▸ **Selected extract**
===
Revelation 8: 8,9
Revelation 8:8 Then the second angel sounded: And something like a great
mountain burning with fire was thrown into the sea, and a third of the sea
became blood.
Revelation 8:9 And a third of the living
creatures in the sea died, and a third of the ships were destroyed.
Verse 8
And
the second angel sounded - Compare the notes on Revelation 8:2-7. This, according to the interpretation proposed above,
refers to the second of the four great events which contributed to the downfall
of the Roman empire. It will be proper in this case, as in the former, to
inquire into the literal meaning of the symbol, and then whether there was any
event that corresponded with it.
And
as it were a great mountain - A mountain is a natural symbol of strength, and
hence becomes a symbol of a strong and powerful kingdom; for mountains arc not
only places of strength in themselves, but they anciently answered the purposes
of fortified places, and were the seats of power. Hence, they are properly
symbols of strong nations. “The stone that smote the image became a great
mountain, and filled the whole earth,” Daniel 2:35.
Compare Zechariah 4:7;
Jeremiah 51:25.
We naturally, then, apply this part of the symbol to some strong and mighty
nation - not a nation, necessarily, that issued from a mountainous region but a
nation that in strength resembled a mountain.
Burning
with fire - A mountain in a blaze; that is, with all its woods on fire, or,
more probably, a volcanic mountain. There would perhaps be no more sublime
image than such a mountain lifted suddenly from its base and thrown into the
sea. One of the sublimest parts of the Paradise Lost is that where the poet
represents the angels in the great battle in heaven as lifting the mountains -
tearing them from their base - and hurling them on the foe:
“From
their foundations heaving to and fro,
They
plucked the seated hills, with all their load,
Rocks, waters, woods, and by the
shaggy tops
Uplifting, bore them in their
hands,” etc.
===
▸ **Dataset extract**
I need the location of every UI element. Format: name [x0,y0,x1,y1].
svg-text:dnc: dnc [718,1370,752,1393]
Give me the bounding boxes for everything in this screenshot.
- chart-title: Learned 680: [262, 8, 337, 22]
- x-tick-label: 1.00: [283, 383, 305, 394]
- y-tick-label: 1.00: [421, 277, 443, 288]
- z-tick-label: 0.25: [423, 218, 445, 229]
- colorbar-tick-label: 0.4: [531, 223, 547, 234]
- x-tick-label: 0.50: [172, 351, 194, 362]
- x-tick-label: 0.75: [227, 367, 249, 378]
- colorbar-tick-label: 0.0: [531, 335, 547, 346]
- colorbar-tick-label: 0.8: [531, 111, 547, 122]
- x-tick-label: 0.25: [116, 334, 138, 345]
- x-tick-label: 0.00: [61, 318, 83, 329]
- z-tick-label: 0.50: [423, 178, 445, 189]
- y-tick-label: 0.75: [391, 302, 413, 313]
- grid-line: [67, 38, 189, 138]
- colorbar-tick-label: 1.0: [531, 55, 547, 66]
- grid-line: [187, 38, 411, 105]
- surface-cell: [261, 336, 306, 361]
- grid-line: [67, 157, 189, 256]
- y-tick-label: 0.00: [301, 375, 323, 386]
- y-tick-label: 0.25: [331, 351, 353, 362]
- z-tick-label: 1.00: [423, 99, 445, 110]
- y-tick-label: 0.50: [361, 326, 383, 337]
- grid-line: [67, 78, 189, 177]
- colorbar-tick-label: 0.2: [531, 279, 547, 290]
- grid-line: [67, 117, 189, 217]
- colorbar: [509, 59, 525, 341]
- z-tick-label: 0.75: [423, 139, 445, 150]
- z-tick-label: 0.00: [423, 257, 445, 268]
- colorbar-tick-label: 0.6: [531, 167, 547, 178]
===
▸ **Exercise objective**
Copy the passage of the commentary on Revelation 8:8-9 starting with "Revelation 8:9 And" and going on through "corresponded with it.". Work only from the commentary on Revelation 8:8-9, not the items.

▸ **Complete output**
Revelation 8:9 And a third of the living
creatures in the sea died, and a third of the ships were destroyed.
Verse 8
And
the second angel sounded - Compare the notes on Revelation 8:2-7. This, according to the interpretation proposed above,
refers to the second of the four great events which contributed to the downfall
of the Roman empire. It will be proper in this case, as in the former, to
inquire into the literal meaning of the symbol, and then whether there was any
event that corresponded with it.